# Start of Supplied records

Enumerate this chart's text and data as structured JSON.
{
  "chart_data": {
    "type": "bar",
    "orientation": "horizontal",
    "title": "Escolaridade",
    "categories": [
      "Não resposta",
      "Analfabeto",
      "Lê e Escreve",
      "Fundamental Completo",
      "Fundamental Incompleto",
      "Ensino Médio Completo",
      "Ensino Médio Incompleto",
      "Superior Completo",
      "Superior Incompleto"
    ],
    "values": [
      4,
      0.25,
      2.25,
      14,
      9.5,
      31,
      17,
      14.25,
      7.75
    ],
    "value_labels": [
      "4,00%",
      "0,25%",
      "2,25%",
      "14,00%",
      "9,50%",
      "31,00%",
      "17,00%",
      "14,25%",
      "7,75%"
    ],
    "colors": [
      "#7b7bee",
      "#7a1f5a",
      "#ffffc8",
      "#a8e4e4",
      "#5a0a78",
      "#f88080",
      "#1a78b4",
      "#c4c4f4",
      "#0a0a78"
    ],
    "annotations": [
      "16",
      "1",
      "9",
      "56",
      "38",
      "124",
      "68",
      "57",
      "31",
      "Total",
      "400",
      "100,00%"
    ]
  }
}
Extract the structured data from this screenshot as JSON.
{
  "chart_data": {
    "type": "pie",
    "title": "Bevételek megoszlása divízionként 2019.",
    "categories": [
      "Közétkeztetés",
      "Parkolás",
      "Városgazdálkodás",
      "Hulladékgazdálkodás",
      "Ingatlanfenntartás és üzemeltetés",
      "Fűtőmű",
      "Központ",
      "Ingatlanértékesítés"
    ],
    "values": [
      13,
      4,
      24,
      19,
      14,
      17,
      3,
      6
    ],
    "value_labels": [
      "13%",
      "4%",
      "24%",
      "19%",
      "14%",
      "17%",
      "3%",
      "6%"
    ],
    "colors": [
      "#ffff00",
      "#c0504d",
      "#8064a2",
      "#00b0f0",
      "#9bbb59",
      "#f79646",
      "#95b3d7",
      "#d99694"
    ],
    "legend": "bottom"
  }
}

# End of Supplied records

§ **Given problem**
Reproduce the listing above exactly from the line containing "Extract the structured" through its last line, with both of those lines included.

§ **Solution to this task**
Extract the structured data from this screenshot as JSON.
{
  "chart_data": {
    "type": "pie",
    "title": "Bevételek megoszlása divízionként 2019.",
    "categories": [
      "Közétkeztetés",
      "Parkolás",
      "Városgazdálkodás",
      "Hulladékgazdálkodás",
      "Ingatlanfenntartás és üzemeltetés",
      "Fűtőmű",
      "Központ",
      "Ingatlanértékesítés"
    ],
    "values": [
      13,
      4,
      24,
      19,
      14,
      17,
      3,
      6
    ],
    "value_labels": [
      "13%",
      "4%",
      "24%",
      "19%",
      "14%",
      "17%",
      "3%",
      "6%"
    ],
    "colors": [
      "#ffff00",
      "#c0504d",
      "#8064a2",
      "#00b0f0",
      "#9bbb59",
      "#f79646",
      "#95b3d7",
      "#d99694"
    ],
    "legend": "bottom"
  }
}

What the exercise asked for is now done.